## A run of records
--
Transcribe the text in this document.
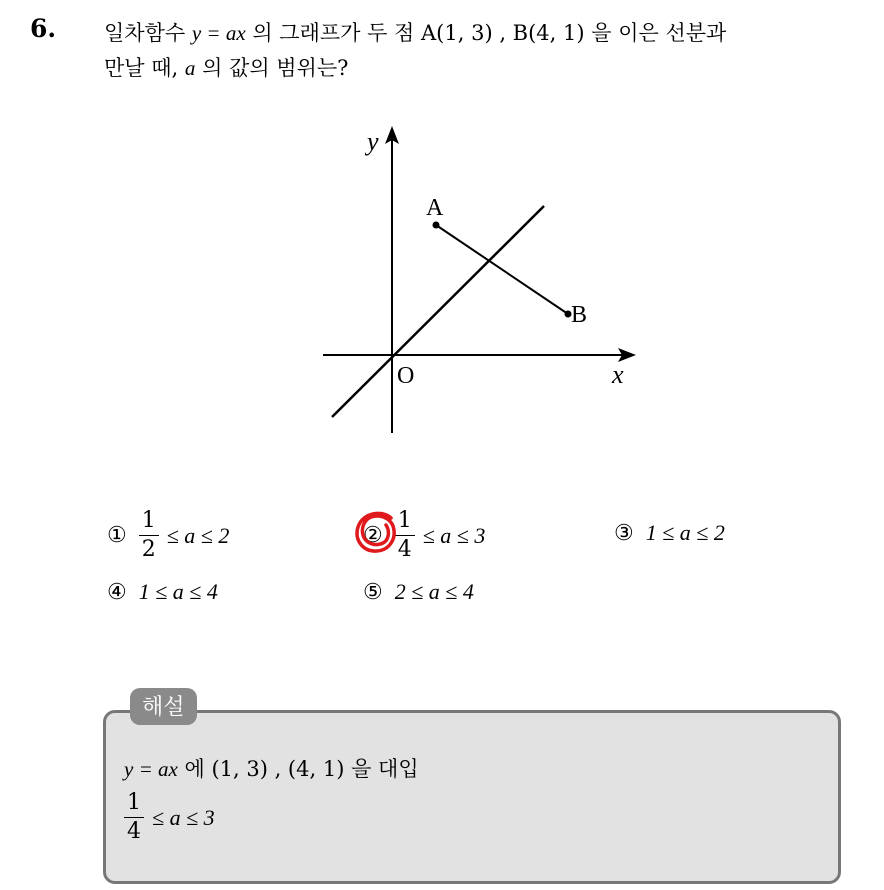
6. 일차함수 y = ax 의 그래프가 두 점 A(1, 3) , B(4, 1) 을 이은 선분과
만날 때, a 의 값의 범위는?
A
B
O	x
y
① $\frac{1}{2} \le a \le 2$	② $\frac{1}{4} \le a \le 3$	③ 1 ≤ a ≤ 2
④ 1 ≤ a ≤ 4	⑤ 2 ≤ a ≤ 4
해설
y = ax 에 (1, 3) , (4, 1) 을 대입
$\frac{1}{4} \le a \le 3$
--
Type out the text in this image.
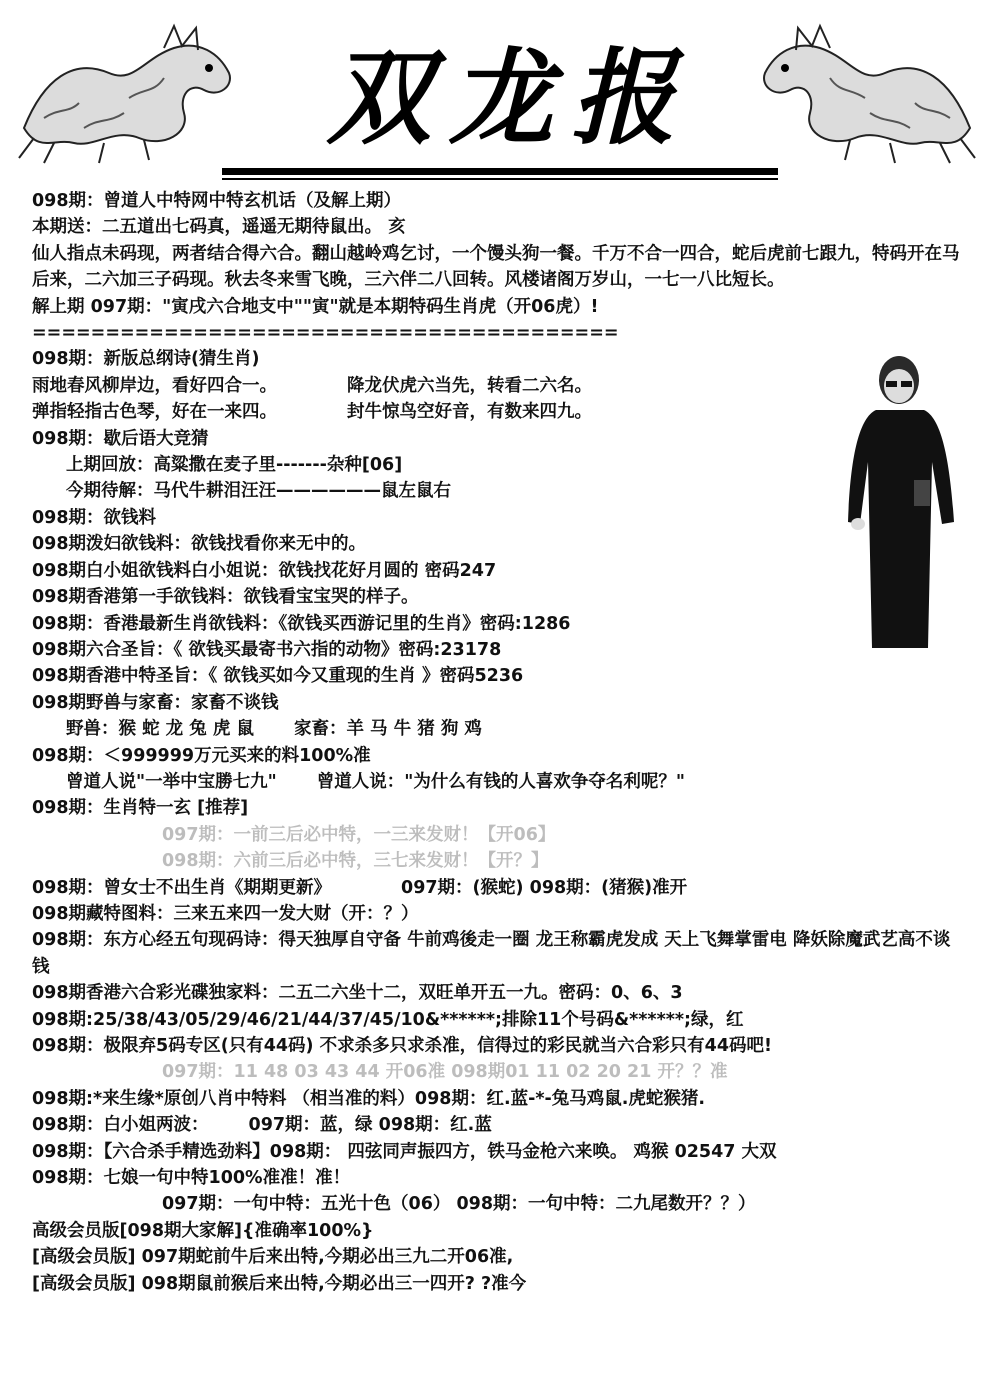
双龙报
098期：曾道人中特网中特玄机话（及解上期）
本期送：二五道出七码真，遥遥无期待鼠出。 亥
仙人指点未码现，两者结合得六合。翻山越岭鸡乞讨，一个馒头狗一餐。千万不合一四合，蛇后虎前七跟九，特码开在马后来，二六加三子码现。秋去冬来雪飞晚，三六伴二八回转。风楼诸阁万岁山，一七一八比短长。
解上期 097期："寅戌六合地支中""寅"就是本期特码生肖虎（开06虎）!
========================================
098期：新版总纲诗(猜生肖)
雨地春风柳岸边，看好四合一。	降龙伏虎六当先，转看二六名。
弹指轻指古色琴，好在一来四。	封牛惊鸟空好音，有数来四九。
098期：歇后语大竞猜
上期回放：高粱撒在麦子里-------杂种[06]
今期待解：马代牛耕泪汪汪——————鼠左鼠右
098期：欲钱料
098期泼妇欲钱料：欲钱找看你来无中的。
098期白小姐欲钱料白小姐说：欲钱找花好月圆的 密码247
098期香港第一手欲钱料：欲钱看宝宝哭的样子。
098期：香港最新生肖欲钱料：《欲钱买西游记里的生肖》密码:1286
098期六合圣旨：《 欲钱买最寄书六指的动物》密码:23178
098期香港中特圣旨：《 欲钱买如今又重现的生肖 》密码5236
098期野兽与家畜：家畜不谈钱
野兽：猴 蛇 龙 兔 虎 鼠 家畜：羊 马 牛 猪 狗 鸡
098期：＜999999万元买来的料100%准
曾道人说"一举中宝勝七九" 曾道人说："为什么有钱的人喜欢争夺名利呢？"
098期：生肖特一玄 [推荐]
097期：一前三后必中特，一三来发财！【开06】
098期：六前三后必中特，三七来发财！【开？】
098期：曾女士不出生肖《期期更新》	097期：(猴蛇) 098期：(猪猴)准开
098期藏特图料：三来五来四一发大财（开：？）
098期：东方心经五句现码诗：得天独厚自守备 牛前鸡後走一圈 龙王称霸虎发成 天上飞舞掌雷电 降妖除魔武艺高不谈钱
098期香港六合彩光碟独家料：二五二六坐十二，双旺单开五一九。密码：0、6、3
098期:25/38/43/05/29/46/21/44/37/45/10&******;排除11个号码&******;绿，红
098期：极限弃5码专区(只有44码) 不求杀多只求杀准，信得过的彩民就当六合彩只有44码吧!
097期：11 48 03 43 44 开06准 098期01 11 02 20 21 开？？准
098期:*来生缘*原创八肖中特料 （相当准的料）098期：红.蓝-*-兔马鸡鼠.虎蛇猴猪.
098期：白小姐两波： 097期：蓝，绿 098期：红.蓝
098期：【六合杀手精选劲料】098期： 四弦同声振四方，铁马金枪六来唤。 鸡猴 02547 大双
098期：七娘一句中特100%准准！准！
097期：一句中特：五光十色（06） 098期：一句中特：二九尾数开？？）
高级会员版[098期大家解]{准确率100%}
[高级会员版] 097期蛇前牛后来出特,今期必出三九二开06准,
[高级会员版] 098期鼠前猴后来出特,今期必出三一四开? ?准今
--
## WHAT THE TASK REQUIRES
Copy every line of the records above that holds the word "this".

## ANSWER BELOW
Transcribe the text in this document.
Type out the text in this image.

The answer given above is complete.